* _Challenge_:
Reproduce every entry exactly.
=== Task data ===
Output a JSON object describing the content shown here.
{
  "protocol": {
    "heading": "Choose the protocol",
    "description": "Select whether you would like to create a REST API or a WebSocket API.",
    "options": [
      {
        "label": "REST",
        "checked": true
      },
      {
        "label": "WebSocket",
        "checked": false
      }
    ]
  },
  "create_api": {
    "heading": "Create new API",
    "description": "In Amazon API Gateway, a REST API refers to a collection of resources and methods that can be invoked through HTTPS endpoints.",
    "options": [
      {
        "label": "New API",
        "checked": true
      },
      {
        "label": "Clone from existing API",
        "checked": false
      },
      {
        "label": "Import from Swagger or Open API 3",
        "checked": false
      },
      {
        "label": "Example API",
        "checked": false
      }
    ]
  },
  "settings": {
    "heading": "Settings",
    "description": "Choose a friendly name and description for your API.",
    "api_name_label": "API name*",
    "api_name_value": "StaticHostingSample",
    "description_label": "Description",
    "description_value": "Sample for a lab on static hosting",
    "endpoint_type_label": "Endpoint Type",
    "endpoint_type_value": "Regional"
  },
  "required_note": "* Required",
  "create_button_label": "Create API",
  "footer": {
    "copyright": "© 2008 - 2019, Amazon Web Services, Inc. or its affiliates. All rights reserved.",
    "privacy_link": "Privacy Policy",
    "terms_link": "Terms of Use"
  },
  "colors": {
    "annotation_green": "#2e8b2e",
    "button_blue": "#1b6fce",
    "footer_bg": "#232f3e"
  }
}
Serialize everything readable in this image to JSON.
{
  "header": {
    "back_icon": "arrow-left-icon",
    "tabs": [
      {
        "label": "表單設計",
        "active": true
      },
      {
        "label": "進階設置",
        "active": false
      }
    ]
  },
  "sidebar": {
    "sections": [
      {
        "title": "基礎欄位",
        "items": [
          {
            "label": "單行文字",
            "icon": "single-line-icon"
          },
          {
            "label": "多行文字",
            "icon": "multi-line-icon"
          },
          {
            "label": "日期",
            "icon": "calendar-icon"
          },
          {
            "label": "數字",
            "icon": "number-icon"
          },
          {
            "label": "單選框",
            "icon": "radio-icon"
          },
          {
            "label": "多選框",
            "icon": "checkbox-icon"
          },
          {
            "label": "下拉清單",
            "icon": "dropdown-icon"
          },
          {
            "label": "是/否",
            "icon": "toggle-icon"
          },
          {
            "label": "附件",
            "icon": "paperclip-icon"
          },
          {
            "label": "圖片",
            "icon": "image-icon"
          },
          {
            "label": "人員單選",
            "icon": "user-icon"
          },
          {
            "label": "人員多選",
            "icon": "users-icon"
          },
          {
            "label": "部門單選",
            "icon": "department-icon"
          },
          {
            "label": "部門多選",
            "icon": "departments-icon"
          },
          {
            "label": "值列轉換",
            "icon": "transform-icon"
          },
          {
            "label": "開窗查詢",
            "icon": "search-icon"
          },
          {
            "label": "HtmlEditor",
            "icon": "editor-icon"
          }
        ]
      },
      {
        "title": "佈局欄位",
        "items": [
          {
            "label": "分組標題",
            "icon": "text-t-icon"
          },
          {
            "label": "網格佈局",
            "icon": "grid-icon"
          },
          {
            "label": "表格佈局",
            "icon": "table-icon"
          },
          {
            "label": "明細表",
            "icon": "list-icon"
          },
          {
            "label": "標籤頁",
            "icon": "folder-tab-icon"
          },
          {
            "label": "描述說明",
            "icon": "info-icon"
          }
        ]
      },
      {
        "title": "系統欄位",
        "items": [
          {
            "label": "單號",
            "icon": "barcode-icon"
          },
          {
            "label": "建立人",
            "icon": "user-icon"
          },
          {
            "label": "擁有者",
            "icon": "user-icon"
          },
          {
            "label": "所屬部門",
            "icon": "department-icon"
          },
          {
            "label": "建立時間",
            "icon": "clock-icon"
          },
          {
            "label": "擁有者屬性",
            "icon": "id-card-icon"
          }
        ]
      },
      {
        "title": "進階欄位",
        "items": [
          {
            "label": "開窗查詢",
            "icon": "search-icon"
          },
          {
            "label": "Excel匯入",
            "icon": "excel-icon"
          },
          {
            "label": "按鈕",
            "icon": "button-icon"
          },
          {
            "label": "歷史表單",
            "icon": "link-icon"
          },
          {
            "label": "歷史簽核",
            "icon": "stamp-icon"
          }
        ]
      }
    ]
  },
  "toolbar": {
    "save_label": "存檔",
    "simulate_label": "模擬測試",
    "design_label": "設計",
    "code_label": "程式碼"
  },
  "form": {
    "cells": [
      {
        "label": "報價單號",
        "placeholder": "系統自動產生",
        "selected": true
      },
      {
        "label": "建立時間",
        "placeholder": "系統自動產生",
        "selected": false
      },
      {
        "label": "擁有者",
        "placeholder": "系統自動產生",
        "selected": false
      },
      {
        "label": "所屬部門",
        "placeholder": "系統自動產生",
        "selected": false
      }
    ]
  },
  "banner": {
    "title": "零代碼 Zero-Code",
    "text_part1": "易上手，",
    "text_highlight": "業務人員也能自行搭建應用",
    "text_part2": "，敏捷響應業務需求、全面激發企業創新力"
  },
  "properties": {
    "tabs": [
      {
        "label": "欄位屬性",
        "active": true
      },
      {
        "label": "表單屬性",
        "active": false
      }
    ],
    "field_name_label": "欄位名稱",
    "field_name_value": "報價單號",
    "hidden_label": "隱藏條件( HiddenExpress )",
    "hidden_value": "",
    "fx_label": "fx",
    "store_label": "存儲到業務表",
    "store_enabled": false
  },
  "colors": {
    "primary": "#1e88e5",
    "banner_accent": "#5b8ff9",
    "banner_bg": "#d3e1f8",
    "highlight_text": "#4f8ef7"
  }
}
===
* _Complete output_:
Output a JSON object describing the content shown here.
{
  "protocol": {
    "heading": "Choose the protocol",
    "description": "Select whether you would like to create a REST API or a WebSocket API.",
    "options": [
      {
        "label": "REST",
        "checked": true
      },
      {
        "label": "WebSocket",
        "checked": false
      }
    ]
  },
  "create_api": {
    "heading": "Create new API",
    "description": "In Amazon API Gateway, a REST API refers to a collection of resources and methods that can be invoked through HTTPS endpoints.",
    "options": [
      {
        "label": "New API",
        "checked": true
      },
      {
        "label": "Clone from existing API",
        "checked": false
      },
      {
        "label": "Import from Swagger or Open API 3",
        "checked": false
      },
      {
        "label": "Example API",
        "checked": false
      }
    ]
  },
  "settings": {
    "heading": "Settings",
    "description": "Choose a friendly name and description for your API.",
    "api_name_label": "API name*",
    "api_name_value": "StaticHostingSample",
    "description_label": "Description",
    "description_value": "Sample for a lab on static hosting",
    "endpoint_type_label": "Endpoint Type",
    "endpoint_type_value": "Regional"
  },
  "required_note": "* Required",
  "create_button_label": "Create API",
  "footer": {
    "copyright": "© 2008 - 2019, Amazon Web Services, Inc. or its affiliates. All rights reserved.",
    "privacy_link": "Privacy Policy",
    "terms_link": "Terms of Use"
  },
  "colors": {
    "annotation_green": "#2e8b2e",
    "button_blue": "#1b6fce",
    "footer_bg": "#232f3e"
  }
}
Serialize everything readable in this image to JSON.
{
  "header": {
    "back_icon": "arrow-left-icon",
    "tabs": [
      {
        "label": "表單設計",
        "active": true
      },
      {
        "label": "進階設置",
        "active": false
      }
    ]
  },
  "sidebar": {
    "sections": [
      {
        "title": "基礎欄位",
        "items": [
          {
            "label": "單行文字",
            "icon": "single-line-icon"
          },
          {
            "label": "多行文字",
            "icon": "multi-line-icon"
          },
          {
            "label": "日期",
            "icon": "calendar-icon"
          },
          {
            "label": "數字",
            "icon": "number-icon"
          },
          {
            "label": "單選框",
            "icon": "radio-icon"
          },
          {
            "label": "多選框",
            "icon": "checkbox-icon"
          },
          {
            "label": "下拉清單",
            "icon": "dropdown-icon"
          },
          {
            "label": "是/否",
            "icon": "toggle-icon"
          },
          {
            "label": "附件",
            "icon": "paperclip-icon"
          },
          {
            "label": "圖片",
            "icon": "image-icon"
          },
          {
            "label": "人員單選",
            "icon": "user-icon"
          },
          {
            "label": "人員多選",
            "icon": "users-icon"
          },
          {
            "label": "部門單選",
            "icon": "department-icon"
          },
          {
            "label": "部門多選",
            "icon": "departments-icon"
          },
          {
            "label": "值列轉換",
            "icon": "transform-icon"
          },
          {
            "label": "開窗查詢",
            "icon": "search-icon"
          },
          {
            "label": "HtmlEditor",
            "icon": "editor-icon"
          }
        ]
      },
      {
        "title": "佈局欄位",
        "items": [
          {
            "label": "分組標題",
            "icon": "text-t-icon"
          },
          {
            "label": "網格佈局",
            "icon": "grid-icon"
          },
          {
            "label": "表格佈局",
            "icon": "table-icon"
          },
          {
            "label": "明細表",
            "icon": "list-icon"
          },
          {
            "label": "標籤頁",
            "icon": "folder-tab-icon"
          },
          {
            "label": "描述說明",
            "icon": "info-icon"
          }
        ]
      },
      {
        "title": "系統欄位",
        "items": [
          {
            "label": "單號",
            "icon": "barcode-icon"
          },
          {
            "label": "建立人",
            "icon": "user-icon"
          },
          {
            "label": "擁有者",
            "icon": "user-icon"
          },
          {
            "label": "所屬部門",
            "icon": "department-icon"
          },
          {
            "label": "建立時間",
            "icon": "clock-icon"
          },
          {
            "label": "擁有者屬性",
            "icon": "id-card-icon"
          }
        ]
      },
      {
        "title": "進階欄位",
        "items": [
          {
            "label": "開窗查詢",
            "icon": "search-icon"
          },
          {
            "label": "Excel匯入",
            "icon": "excel-icon"
          },
          {
            "label": "按鈕",
            "icon": "button-icon"
          },
          {
            "label": "歷史表單",
            "icon": "link-icon"
          },
          {
            "label": "歷史簽核",
            "icon": "stamp-icon"
          }
        ]
      }
    ]
  },
  "toolbar": {
    "save_label": "存檔",
    "simulate_label": "模擬測試",
    "design_label": "設計",
    "code_label": "程式碼"
  },
  "form": {
    "cells": [
      {
        "label": "報價單號",
        "placeholder": "系統自動產生",
        "selected": true
      },
      {
        "label": "建立時間",
        "placeholder": "系統自動產生",
        "selected": false
      },
      {
        "label": "擁有者",
        "placeholder": "系統自動產生",
        "selected": false
      },
      {
        "label": "所屬部門",
        "placeholder": "系統自動產生",
        "selected": false
      }
    ]
  },
  "banner": {
    "title": "零代碼 Zero-Code",
    "text_part1": "易上手，",
    "text_highlight": "業務人員也能自行搭建應用",
    "text_part2": "，敏捷響應業務需求、全面激發企業創新力"
  },
  "properties": {
    "tabs": [
      {
        "label": "欄位屬性",
        "active": true
      },
      {
        "label": "表單屬性",
        "active": false
      }
    ],
    "field_name_label": "欄位名稱",
    "field_name_value": "報價單號",
    "hidden_label": "隱藏條件( HiddenExpress )",
    "hidden_value": "",
    "fx_label": "fx",
    "store_label": "存儲到業務表",
    "store_enabled": false
  },
  "colors": {
    "primary": "#1e88e5",
    "banner_accent": "#5b8ff9",
    "banner_bg": "#d3e1f8",
    "highlight_text": "#4f8ef7"
  }
}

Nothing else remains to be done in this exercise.